___ Given data

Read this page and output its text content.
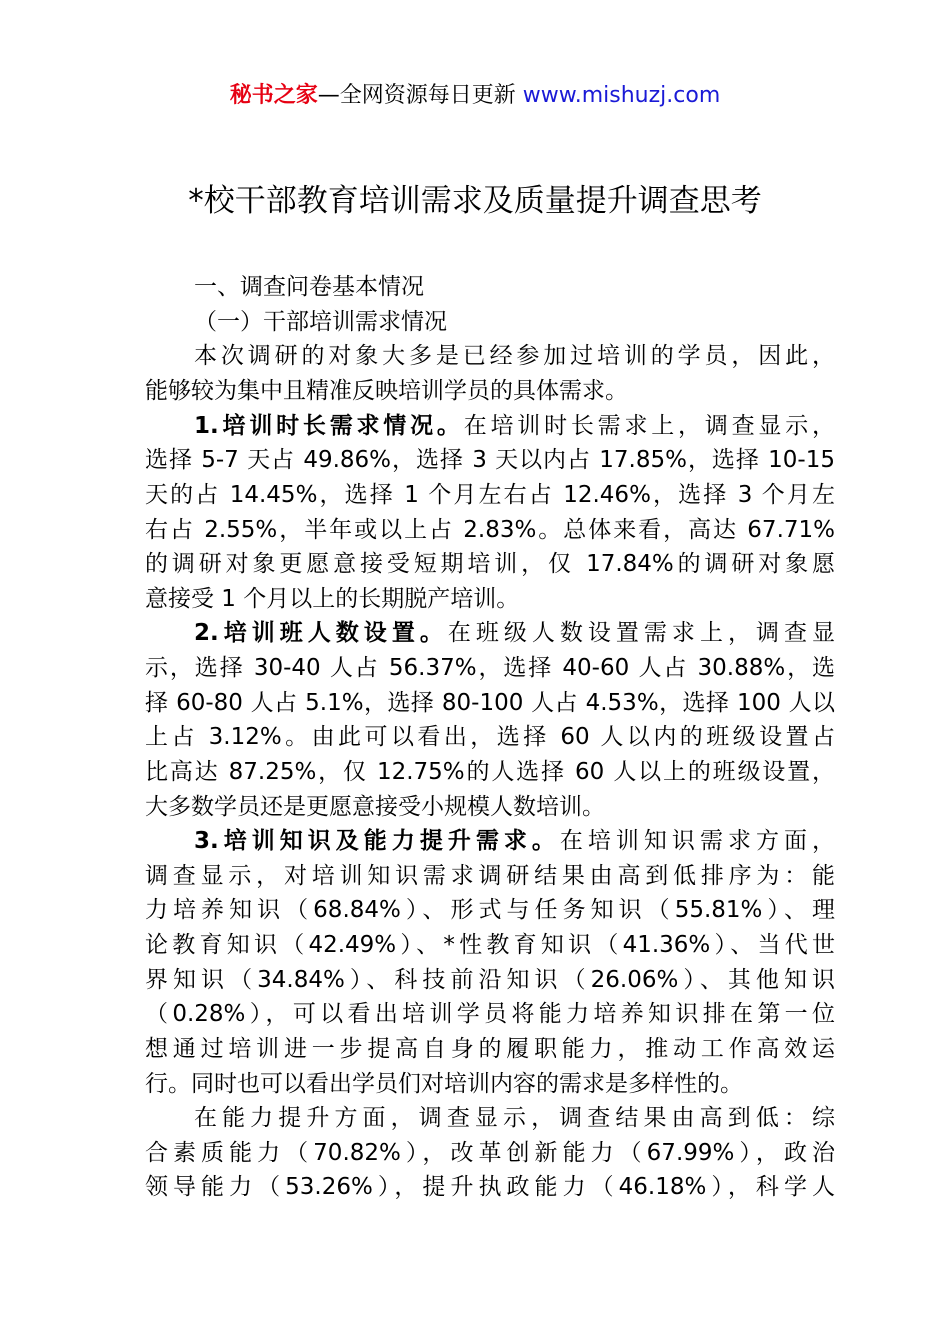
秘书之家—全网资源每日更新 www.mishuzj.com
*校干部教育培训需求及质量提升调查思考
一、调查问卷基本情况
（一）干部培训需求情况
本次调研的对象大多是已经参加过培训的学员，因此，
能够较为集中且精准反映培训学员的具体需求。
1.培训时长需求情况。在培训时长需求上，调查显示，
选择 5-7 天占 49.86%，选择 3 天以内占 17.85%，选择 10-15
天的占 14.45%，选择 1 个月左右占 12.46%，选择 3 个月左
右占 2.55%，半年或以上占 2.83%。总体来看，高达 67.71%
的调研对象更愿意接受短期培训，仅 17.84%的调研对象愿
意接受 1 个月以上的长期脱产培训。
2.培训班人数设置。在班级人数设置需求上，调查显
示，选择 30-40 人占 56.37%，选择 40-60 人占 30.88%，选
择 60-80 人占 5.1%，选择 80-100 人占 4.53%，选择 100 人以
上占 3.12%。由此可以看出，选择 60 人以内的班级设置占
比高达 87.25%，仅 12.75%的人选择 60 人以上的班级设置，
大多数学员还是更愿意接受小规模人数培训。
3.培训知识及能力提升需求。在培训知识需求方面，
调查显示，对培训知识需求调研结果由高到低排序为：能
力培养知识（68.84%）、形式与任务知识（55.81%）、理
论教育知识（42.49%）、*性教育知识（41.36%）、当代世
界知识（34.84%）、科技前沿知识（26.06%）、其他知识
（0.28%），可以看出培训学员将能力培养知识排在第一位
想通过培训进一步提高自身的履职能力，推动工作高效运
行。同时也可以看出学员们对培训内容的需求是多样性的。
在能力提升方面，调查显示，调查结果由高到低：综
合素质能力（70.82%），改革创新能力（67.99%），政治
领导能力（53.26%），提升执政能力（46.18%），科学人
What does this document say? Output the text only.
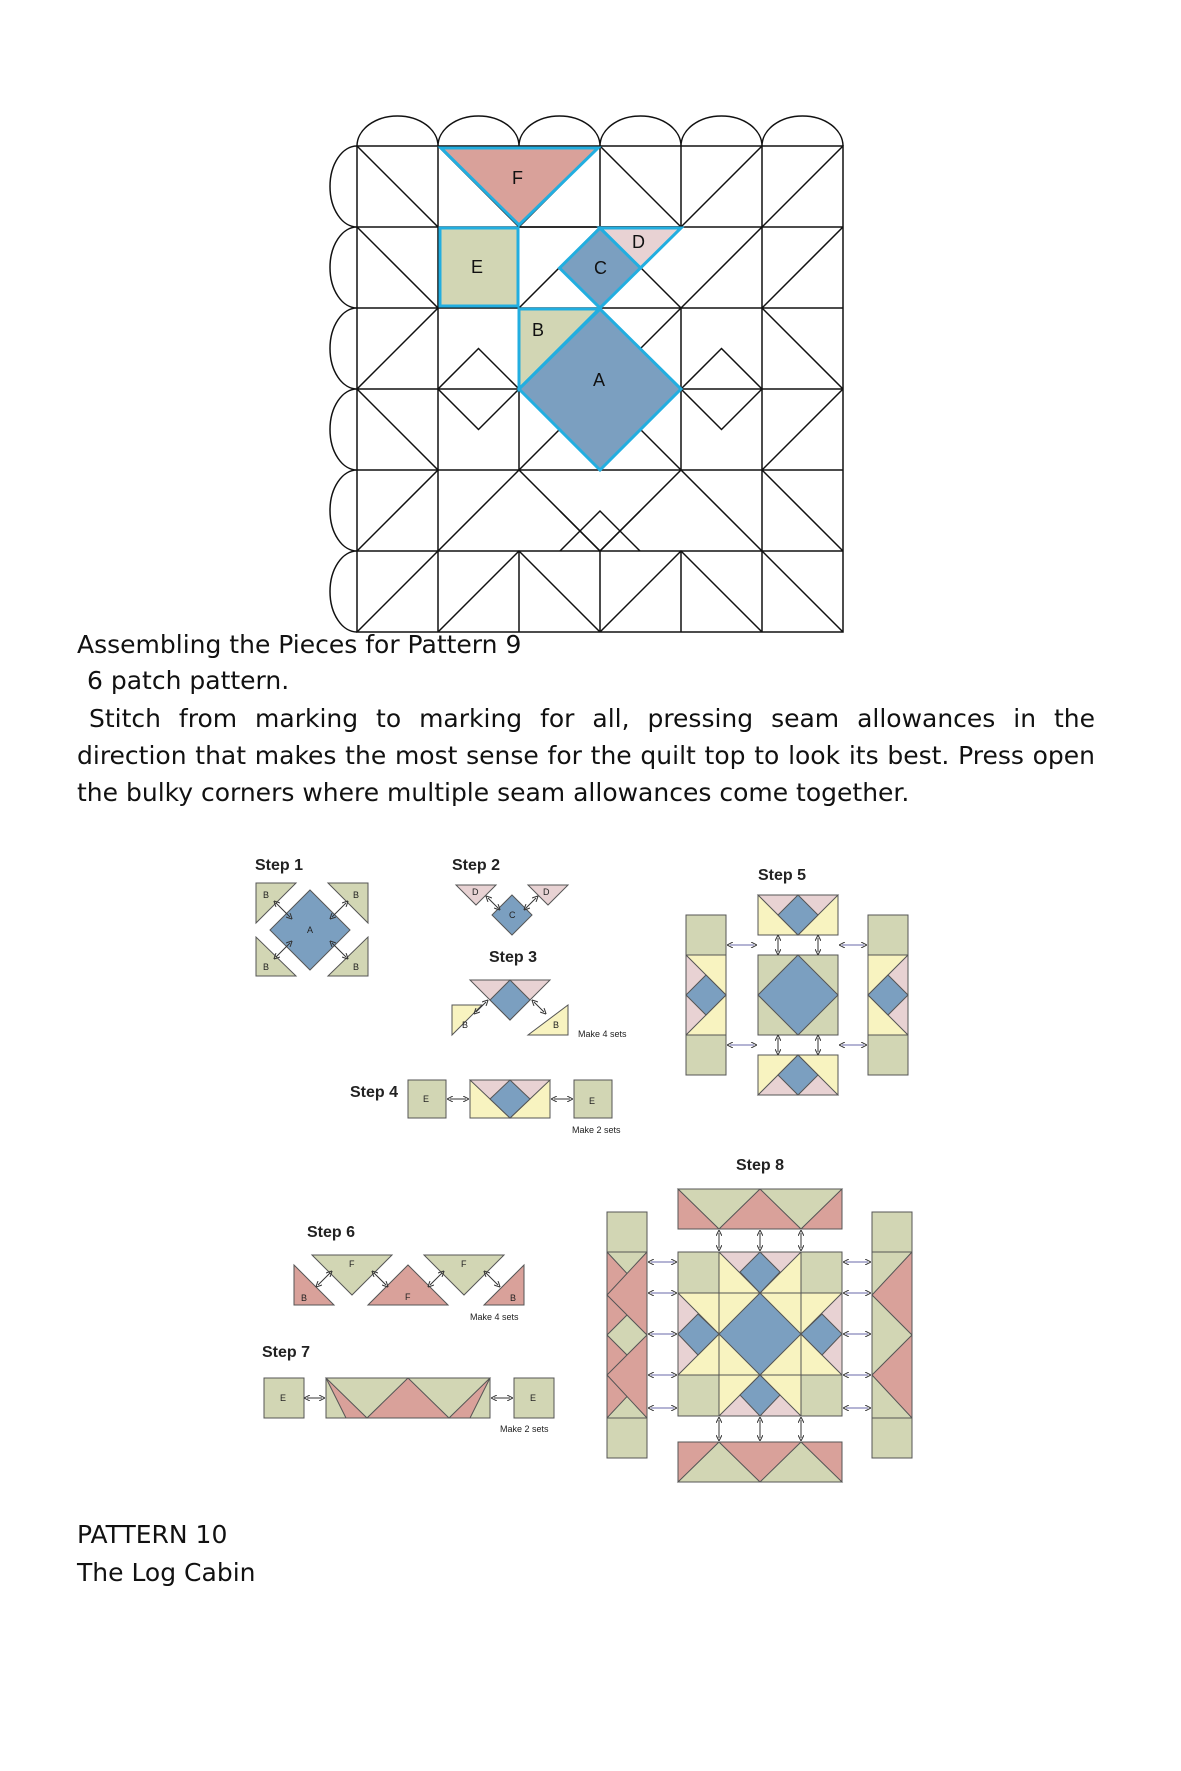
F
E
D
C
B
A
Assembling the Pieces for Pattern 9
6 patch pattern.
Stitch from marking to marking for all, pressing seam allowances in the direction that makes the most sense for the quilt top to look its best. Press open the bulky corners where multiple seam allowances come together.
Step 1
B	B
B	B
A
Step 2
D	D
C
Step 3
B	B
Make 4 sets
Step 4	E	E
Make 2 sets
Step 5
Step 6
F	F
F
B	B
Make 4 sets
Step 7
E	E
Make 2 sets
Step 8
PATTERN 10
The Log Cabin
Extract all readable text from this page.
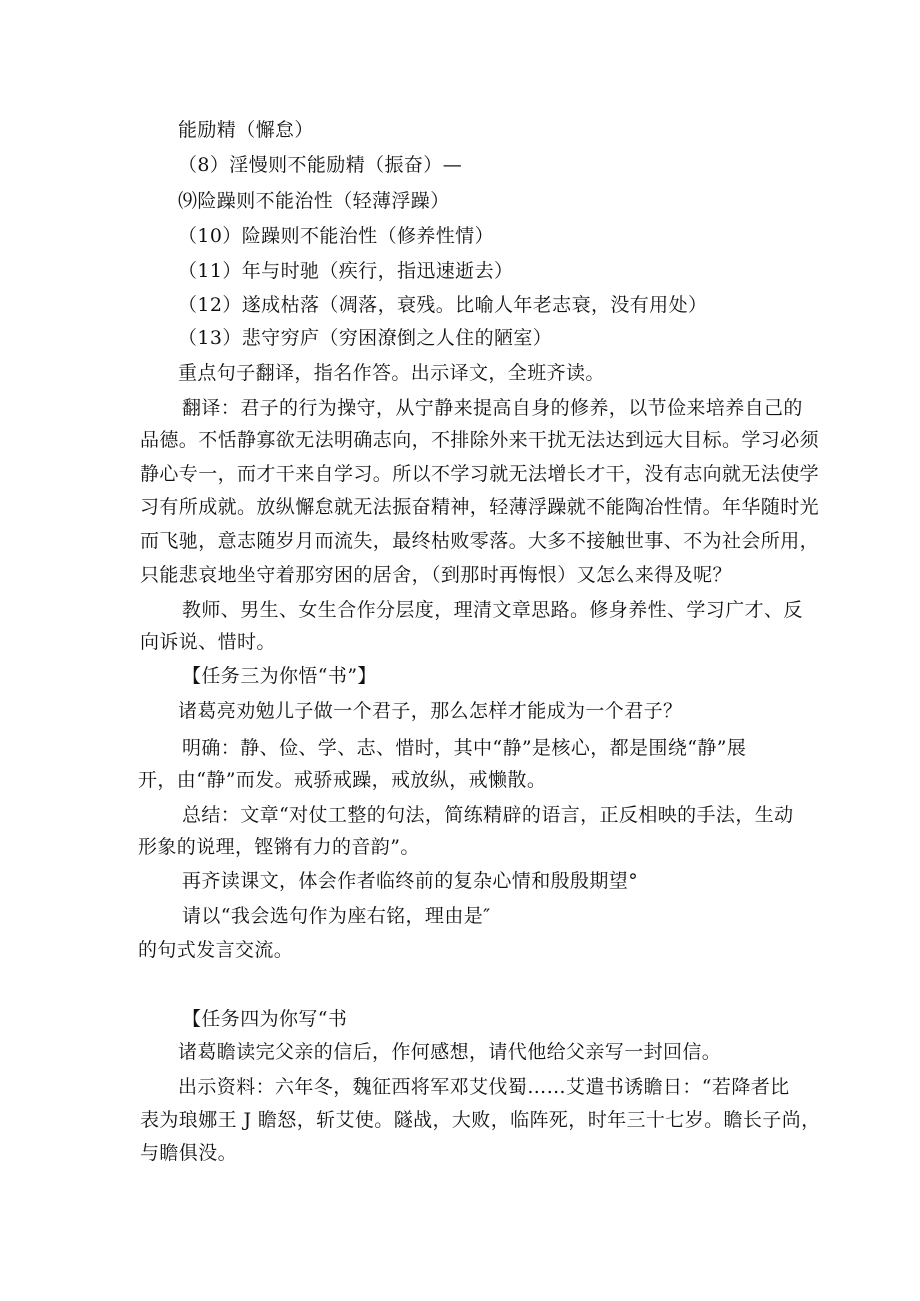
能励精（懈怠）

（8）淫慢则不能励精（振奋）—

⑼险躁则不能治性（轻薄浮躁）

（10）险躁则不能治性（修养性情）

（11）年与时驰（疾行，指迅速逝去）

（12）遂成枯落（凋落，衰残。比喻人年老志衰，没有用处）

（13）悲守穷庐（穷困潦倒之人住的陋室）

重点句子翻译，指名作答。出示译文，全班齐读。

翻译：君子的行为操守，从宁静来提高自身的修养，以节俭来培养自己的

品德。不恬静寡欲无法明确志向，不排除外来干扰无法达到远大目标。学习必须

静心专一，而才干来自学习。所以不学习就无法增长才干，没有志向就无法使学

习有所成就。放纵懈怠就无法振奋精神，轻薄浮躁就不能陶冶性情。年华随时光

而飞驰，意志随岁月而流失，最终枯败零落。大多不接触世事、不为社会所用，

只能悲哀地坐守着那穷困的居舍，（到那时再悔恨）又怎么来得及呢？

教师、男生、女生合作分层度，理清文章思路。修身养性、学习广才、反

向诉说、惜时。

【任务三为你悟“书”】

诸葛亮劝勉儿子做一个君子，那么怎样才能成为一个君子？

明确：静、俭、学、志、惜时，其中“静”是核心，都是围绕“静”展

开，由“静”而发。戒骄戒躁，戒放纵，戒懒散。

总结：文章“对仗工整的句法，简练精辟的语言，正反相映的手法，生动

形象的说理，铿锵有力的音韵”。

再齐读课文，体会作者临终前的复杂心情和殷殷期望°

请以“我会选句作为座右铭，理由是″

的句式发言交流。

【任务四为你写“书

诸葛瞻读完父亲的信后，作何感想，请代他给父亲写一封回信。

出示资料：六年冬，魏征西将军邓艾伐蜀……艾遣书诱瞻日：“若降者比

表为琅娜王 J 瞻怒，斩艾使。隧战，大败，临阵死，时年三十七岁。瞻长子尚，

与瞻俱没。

______

Filter the entries above down to the lines containing the word "调查显示".

• [Worked answer]:
1.培训时长需求情况。在培训时长需求上，调查显示，
调查显示，对培训知识需求调研结果由高到低排序为：能
在能力提升方面，调查显示，调查结果由高到低：综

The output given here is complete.